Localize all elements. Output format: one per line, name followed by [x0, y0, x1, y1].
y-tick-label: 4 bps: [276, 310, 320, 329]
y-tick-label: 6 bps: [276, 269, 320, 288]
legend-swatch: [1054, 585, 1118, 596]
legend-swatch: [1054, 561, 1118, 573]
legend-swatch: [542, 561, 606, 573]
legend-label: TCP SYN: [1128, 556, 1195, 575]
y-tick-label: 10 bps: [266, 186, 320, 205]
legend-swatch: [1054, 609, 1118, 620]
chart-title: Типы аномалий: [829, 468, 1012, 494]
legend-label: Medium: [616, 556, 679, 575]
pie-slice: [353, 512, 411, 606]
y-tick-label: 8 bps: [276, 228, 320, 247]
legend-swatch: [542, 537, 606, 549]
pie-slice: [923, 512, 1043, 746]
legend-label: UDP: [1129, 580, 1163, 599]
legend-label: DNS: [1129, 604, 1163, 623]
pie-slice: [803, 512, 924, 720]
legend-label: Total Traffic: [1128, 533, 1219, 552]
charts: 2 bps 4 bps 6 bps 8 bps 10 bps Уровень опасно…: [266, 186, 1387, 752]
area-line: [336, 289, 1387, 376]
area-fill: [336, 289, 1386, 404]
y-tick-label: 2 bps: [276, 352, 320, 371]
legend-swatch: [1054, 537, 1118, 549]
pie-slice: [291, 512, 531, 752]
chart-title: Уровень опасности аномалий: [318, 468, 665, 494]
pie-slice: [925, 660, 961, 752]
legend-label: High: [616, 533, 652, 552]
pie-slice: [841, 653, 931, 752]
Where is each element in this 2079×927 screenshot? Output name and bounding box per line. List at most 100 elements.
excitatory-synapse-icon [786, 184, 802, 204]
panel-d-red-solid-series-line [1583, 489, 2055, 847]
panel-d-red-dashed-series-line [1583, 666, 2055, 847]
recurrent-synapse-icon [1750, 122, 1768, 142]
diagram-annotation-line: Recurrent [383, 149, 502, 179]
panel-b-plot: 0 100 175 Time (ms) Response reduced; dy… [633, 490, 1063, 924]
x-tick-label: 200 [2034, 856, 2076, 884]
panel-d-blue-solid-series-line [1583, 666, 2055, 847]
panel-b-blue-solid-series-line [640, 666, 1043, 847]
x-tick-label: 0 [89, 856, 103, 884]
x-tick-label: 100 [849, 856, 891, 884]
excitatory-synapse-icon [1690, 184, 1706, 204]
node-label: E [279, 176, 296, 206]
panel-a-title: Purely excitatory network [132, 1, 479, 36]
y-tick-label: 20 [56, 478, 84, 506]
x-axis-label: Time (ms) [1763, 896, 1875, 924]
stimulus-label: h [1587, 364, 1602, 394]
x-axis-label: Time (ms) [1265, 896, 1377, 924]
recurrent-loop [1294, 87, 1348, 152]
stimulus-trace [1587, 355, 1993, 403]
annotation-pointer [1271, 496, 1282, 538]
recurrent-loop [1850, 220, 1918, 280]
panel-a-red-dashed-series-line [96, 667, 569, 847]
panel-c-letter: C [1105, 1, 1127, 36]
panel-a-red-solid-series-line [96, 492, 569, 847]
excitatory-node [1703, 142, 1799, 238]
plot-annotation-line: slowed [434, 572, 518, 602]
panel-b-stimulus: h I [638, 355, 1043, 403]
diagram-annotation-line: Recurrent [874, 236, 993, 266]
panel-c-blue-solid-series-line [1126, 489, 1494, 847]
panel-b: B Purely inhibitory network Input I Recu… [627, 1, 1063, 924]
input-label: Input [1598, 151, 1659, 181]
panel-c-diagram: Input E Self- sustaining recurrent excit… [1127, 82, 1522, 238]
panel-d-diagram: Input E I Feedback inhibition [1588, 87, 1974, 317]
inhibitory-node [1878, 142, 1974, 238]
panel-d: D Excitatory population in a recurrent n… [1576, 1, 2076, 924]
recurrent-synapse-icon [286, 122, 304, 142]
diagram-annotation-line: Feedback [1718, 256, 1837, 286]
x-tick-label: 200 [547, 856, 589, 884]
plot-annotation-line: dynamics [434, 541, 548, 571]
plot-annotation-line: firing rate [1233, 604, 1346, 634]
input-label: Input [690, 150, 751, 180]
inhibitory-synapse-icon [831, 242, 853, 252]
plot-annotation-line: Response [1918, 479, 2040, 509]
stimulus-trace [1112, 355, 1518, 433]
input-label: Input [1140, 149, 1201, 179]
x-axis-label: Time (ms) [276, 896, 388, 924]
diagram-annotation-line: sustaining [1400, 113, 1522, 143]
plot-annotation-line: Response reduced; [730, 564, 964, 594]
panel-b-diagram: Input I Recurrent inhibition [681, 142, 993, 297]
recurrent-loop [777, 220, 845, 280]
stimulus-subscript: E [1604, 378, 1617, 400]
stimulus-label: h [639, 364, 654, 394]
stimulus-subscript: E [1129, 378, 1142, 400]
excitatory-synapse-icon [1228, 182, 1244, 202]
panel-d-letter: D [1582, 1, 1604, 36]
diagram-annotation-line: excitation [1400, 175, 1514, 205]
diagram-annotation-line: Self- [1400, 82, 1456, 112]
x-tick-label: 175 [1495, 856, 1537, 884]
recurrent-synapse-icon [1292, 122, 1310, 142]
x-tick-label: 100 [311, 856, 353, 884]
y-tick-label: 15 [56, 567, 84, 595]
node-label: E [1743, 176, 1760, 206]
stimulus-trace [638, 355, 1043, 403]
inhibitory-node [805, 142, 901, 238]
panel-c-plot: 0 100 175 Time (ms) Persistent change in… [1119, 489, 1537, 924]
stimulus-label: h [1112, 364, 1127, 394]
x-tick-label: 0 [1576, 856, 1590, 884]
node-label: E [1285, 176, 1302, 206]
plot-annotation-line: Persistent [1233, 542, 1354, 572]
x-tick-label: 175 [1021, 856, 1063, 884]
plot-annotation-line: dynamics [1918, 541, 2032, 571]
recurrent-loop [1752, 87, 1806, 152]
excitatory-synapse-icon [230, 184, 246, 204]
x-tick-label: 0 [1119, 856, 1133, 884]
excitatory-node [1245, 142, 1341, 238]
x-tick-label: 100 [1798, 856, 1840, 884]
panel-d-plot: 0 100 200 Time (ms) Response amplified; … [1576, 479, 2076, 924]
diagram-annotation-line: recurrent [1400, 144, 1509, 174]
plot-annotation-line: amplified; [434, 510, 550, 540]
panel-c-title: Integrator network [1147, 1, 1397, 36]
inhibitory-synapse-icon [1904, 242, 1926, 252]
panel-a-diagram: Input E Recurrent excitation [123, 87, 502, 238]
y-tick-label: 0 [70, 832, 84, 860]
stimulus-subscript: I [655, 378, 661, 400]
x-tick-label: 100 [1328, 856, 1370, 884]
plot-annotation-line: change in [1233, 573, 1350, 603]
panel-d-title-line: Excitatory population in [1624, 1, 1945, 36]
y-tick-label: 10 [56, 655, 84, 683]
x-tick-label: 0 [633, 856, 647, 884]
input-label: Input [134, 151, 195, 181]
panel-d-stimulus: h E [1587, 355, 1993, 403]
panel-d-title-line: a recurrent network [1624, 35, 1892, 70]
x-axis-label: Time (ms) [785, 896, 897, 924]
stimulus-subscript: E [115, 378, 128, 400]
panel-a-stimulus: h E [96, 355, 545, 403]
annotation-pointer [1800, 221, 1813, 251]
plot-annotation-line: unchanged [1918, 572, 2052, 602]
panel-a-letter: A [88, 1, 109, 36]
################
**Stated goal**
Write out every line of the listing above without changing any character.

**Task answer**
Localize all elements. Output format: one per line, name followed by [x0, y0, x1, y1].
y-tick-label: 4 bps: [276, 310, 320, 329]
y-tick-label: 6 bps: [276, 269, 320, 288]
legend-swatch: [1054, 585, 1118, 596]
legend-swatch: [1054, 561, 1118, 573]
legend-swatch: [542, 561, 606, 573]
legend-label: TCP SYN: [1128, 556, 1195, 575]
y-tick-label: 10 bps: [266, 186, 320, 205]
legend-swatch: [1054, 609, 1118, 620]
chart-title: Типы аномалий: [829, 468, 1012, 494]
legend-label: Medium: [616, 556, 679, 575]
pie-slice: [353, 512, 411, 606]
y-tick-label: 8 bps: [276, 228, 320, 247]
legend-swatch: [542, 537, 606, 549]
pie-slice: [923, 512, 1043, 746]
legend-label: UDP: [1129, 580, 1163, 599]
legend-label: DNS: [1129, 604, 1163, 623]
pie-slice: [803, 512, 924, 720]
legend-label: Total Traffic: [1128, 533, 1219, 552]
charts: 2 bps 4 bps 6 bps 8 bps 10 bps Уровень опасно…: [266, 186, 1387, 752]
area-line: [336, 289, 1387, 376]
area-fill: [336, 289, 1386, 404]
y-tick-label: 2 bps: [276, 352, 320, 371]
legend-swatch: [1054, 537, 1118, 549]
pie-slice: [291, 512, 531, 752]
chart-title: Уровень опасности аномалий: [318, 468, 665, 494]
pie-slice: [925, 660, 961, 752]
legend-label: High: [616, 533, 652, 552]
pie-slice: [841, 653, 931, 752]
Where is each element in this 2079×927 screenshot? Output name and bounding box per line. List at most 100 elements.
excitatory-synapse-icon [786, 184, 802, 204]
panel-d-red-solid-series-line [1583, 489, 2055, 847]
panel-d-red-dashed-series-line [1583, 666, 2055, 847]
recurrent-synapse-icon [1750, 122, 1768, 142]
diagram-annotation-line: Recurrent [383, 149, 502, 179]
panel-b-plot: 0 100 175 Time (ms) Response reduced; dy… [633, 490, 1063, 924]
x-tick-label: 200 [2034, 856, 2076, 884]
panel-d-blue-solid-series-line [1583, 666, 2055, 847]
panel-b-blue-solid-series-line [640, 666, 1043, 847]
x-tick-label: 0 [89, 856, 103, 884]
x-tick-label: 100 [849, 856, 891, 884]
excitatory-synapse-icon [1690, 184, 1706, 204]
node-label: E [279, 176, 296, 206]
panel-a-title: Purely excitatory network [132, 1, 479, 36]
y-tick-label: 20 [56, 478, 84, 506]
x-axis-label: Time (ms) [1763, 896, 1875, 924]
stimulus-label: h [1587, 364, 1602, 394]
x-axis-label: Time (ms) [1265, 896, 1377, 924]
recurrent-loop [1294, 87, 1348, 152]
stimulus-trace [1587, 355, 1993, 403]
annotation-pointer [1271, 496, 1282, 538]
recurrent-loop [1850, 220, 1918, 280]
panel-a-red-dashed-series-line [96, 667, 569, 847]
panel-c-letter: C [1105, 1, 1127, 36]
panel-a-red-solid-series-line [96, 492, 569, 847]
excitatory-node [1703, 142, 1799, 238]
plot-annotation-line: slowed [434, 572, 518, 602]
panel-b-stimulus: h I [638, 355, 1043, 403]
diagram-annotation-line: Recurrent [874, 236, 993, 266]
panel-c-blue-solid-series-line [1126, 489, 1494, 847]
panel-b: B Purely inhibitory network Input I Recu… [627, 1, 1063, 924]
input-label: Input [1598, 151, 1659, 181]
panel-c-diagram: Input E Self- sustaining recurrent excit… [1127, 82, 1522, 238]
panel-d-diagram: Input E I Feedback inhibition [1588, 87, 1974, 317]
inhibitory-node [1878, 142, 1974, 238]
panel-d: D Excitatory population in a recurrent n… [1576, 1, 2076, 924]
recurrent-synapse-icon [286, 122, 304, 142]
diagram-annotation-line: Feedback [1718, 256, 1837, 286]
x-tick-label: 200 [547, 856, 589, 884]
plot-annotation-line: dynamics [434, 541, 548, 571]
plot-annotation-line: firing rate [1233, 604, 1346, 634]
input-label: Input [690, 150, 751, 180]
inhibitory-synapse-icon [831, 242, 853, 252]
plot-annotation-line: Response [1918, 479, 2040, 509]
stimulus-trace [1112, 355, 1518, 433]
input-label: Input [1140, 149, 1201, 179]
x-axis-label: Time (ms) [276, 896, 388, 924]
diagram-annotation-line: sustaining [1400, 113, 1522, 143]
plot-annotation-line: Response reduced; [730, 564, 964, 594]
panel-b-diagram: Input I Recurrent inhibition [681, 142, 993, 297]
recurrent-loop [777, 220, 845, 280]
stimulus-subscript: E [1604, 378, 1617, 400]
stimulus-label: h [639, 364, 654, 394]
stimulus-subscript: E [1129, 378, 1142, 400]
excitatory-synapse-icon [1228, 182, 1244, 202]
panel-d-letter: D [1582, 1, 1604, 36]
diagram-annotation-line: excitation [1400, 175, 1514, 205]
diagram-annotation-line: Self- [1400, 82, 1456, 112]
x-tick-label: 175 [1495, 856, 1537, 884]
recurrent-synapse-icon [1292, 122, 1310, 142]
x-tick-label: 100 [311, 856, 353, 884]
y-tick-label: 15 [56, 567, 84, 595]
node-label: E [1743, 176, 1760, 206]
stimulus-trace [638, 355, 1043, 403]
inhibitory-node [805, 142, 901, 238]
panel-c-plot: 0 100 175 Time (ms) Persistent change in… [1119, 489, 1537, 924]
stimulus-label: h [1112, 364, 1127, 394]
x-tick-label: 0 [1576, 856, 1590, 884]
node-label: E [1285, 176, 1302, 206]
plot-annotation-line: Persistent [1233, 542, 1354, 572]
x-tick-label: 175 [1021, 856, 1063, 884]
plot-annotation-line: dynamics [1918, 541, 2032, 571]
recurrent-loop [1752, 87, 1806, 152]
excitatory-synapse-icon [230, 184, 246, 204]
x-tick-label: 0 [1119, 856, 1133, 884]
excitatory-node [1245, 142, 1341, 238]
x-tick-label: 100 [1798, 856, 1840, 884]
panel-d-plot: 0 100 200 Time (ms) Response amplified; … [1576, 479, 2076, 924]
diagram-annotation-line: recurrent [1400, 144, 1509, 174]
plot-annotation-line: amplified; [434, 510, 550, 540]
panel-c-title: Integrator network [1147, 1, 1397, 36]
inhibitory-synapse-icon [1904, 242, 1926, 252]
panel-a-diagram: Input E Recurrent excitation [123, 87, 502, 238]
y-tick-label: 0 [70, 832, 84, 860]
stimulus-subscript: I [655, 378, 661, 400]
x-tick-label: 100 [1328, 856, 1370, 884]
plot-annotation-line: change in [1233, 573, 1350, 603]
panel-d-title-line: Excitatory population in [1624, 1, 1945, 36]
y-tick-label: 10 [56, 655, 84, 683]
x-tick-label: 0 [633, 856, 647, 884]
input-label: Input [134, 151, 195, 181]
panel-d-stimulus: h E [1587, 355, 1993, 403]
panel-d-title-line: a recurrent network [1624, 35, 1892, 70]
x-axis-label: Time (ms) [785, 896, 897, 924]
stimulus-subscript: E [115, 378, 128, 400]
panel-a-stimulus: h E [96, 355, 545, 403]
annotation-pointer [1800, 221, 1813, 251]
plot-annotation-line: unchanged [1918, 572, 2052, 602]
panel-a-letter: A [88, 1, 109, 36]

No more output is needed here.